あの人に会いたい19 就労支援事業所リフレかやの里 管理者 藤原 さゆりさん…中小企業振興基本条例のある与謝野町で農家や自治体と連携したまちづくり

カテゴリ : 
組合活動
 2022/2/7 10:10

ふじわら・さゆり=
1984年 無認可「峰山共同作業所」就職
1986年 社会福祉法人よさのうみ福祉会「みねやま作業所」移籍
2011年 〃「リフレかやの里」管理者


リフレかやの里の歩み

1998年旧加悦町が農水省の補助を受け、宿泊型保養施設として開設。運営は第三セクターから民間会社が指定管理に。2008年倒産。住民の強い再開の要望があり、町が再度指定管理者を募集。よさのうみ福祉会が指定を受け、2011年4月に障害者総合支援法に基づく多機能型の就労継続支援施設として事業認可を受け、町が改修工事を行い、同年10月にリニューアルオープン。


みんなで力あわせ誰もが主人公のまちを

与謝野町の「リフレかやの里」は、社会福祉法人よさのうみ福祉会が指定管理を受け、障害のある一人ひとりの暮らしを支えながら地域の農家や自治体などと連携した地域づくりをすすめています。管理者の藤原さゆりさんに、与謝野町の中小企業振興基本条例についても触れていただきお話を伺いました。

――リフレかやの里では、どのような事業をされていますか。コロナ感染拡大で、どのような影響が出ていますか。

### 依頼内容 1
リフレかやの里を紹介した上の本文から、「与謝野町の「リフレかやの里」」から「のような影響が出ていますか。」までの部分を、末尾の語句も含めて一字一句変えずに抜き出してください。

### 入力データ
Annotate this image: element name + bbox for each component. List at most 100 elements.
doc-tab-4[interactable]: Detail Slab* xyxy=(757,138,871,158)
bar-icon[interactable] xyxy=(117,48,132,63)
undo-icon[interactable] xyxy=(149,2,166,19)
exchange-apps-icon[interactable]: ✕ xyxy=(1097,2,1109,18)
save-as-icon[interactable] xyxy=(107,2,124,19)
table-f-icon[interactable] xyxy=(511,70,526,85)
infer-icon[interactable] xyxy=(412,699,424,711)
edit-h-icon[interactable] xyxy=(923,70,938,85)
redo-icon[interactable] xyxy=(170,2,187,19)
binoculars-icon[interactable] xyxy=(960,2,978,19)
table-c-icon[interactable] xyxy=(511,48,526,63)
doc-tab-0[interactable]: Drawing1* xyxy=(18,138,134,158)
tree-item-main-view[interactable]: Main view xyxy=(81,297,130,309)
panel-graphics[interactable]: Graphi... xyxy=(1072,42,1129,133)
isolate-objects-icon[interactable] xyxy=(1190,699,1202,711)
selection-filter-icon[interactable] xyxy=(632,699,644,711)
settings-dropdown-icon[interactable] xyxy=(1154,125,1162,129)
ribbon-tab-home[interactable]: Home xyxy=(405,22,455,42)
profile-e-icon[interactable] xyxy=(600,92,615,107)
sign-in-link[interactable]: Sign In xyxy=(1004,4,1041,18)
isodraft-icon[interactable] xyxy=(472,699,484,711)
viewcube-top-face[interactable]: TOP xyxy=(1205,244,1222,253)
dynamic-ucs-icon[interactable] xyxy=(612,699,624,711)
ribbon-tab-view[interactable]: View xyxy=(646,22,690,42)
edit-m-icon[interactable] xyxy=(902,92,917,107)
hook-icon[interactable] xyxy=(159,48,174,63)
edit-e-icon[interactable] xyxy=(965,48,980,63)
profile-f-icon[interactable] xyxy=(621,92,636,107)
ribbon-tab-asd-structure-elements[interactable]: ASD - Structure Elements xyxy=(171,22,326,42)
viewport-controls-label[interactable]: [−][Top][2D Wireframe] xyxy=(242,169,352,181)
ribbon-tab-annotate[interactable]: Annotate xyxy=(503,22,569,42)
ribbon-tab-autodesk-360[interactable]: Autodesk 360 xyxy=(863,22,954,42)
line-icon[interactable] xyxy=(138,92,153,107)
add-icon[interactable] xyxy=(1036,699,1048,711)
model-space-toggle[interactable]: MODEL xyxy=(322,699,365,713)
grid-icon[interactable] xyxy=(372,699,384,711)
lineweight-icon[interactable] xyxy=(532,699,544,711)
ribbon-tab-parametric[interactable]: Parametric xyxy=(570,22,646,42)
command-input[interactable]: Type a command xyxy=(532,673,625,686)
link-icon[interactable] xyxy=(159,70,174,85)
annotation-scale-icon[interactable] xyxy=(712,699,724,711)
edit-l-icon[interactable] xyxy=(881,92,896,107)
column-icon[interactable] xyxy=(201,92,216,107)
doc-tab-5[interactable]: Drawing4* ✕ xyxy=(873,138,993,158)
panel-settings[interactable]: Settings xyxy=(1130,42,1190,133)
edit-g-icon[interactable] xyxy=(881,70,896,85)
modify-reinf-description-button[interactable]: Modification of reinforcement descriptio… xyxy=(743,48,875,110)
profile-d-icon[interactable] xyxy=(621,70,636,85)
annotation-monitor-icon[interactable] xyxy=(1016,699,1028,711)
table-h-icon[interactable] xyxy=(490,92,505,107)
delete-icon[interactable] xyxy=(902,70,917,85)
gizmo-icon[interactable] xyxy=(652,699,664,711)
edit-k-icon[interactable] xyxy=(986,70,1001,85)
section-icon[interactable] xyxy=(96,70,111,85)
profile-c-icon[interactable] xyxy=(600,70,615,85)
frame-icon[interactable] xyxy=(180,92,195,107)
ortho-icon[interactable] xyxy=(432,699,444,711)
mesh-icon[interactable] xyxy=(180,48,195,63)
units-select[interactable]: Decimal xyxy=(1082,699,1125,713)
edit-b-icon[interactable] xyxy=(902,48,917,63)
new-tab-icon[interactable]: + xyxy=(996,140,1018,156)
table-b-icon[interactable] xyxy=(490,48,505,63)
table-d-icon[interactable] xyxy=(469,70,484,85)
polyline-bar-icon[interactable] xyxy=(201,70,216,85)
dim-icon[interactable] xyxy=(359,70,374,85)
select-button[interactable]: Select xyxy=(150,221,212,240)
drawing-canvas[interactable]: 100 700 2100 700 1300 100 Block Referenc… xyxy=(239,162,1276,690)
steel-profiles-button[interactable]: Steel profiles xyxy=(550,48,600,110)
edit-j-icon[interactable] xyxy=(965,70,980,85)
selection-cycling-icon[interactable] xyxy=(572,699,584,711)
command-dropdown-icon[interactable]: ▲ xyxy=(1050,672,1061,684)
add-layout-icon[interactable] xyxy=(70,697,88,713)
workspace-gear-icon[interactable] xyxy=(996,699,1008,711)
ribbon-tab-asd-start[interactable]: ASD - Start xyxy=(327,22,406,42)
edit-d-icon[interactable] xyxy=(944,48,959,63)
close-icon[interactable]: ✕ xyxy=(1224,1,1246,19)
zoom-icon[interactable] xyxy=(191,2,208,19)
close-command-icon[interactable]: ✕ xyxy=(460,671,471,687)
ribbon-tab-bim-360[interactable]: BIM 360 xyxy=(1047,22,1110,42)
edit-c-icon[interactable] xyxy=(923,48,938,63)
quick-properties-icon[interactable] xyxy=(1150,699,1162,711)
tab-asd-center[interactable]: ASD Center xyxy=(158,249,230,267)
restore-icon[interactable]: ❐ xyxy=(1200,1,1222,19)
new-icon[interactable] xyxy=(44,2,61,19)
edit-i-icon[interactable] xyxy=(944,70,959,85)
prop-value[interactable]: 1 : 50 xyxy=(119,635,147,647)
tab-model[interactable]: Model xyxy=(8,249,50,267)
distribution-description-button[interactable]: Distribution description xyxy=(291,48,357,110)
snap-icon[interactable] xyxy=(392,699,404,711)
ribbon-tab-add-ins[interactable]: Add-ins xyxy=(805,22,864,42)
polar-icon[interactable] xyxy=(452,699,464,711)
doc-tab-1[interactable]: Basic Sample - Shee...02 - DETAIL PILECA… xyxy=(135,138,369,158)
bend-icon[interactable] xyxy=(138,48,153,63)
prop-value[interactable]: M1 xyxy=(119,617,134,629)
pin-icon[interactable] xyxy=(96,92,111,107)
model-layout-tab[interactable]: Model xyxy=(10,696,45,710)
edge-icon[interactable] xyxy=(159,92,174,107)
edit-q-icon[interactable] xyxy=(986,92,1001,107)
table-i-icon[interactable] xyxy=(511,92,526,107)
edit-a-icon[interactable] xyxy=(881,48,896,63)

### 依頼内容 2
上記のレコードで「dropdown」という文字列を含む行はいくつありますか。数値のみで答えてください。

### 解答 1
与謝野町の「リフレかやの里」は、社会福祉法人よさのうみ福祉会が指定管理を受け、障害のある一人ひとりの暮らしを支えながら地域の農家や自治体などと連携した地域づくりをすすめています。管理者の藤原さゆりさんに、与謝野町の中小企業振興基本条例についても触れていただきお話を伺いました。

――リフレかやの里では、どのような事業をされていますか。コロナ感染拡大で、どのような影響が出ていますか。

### 解答 2
2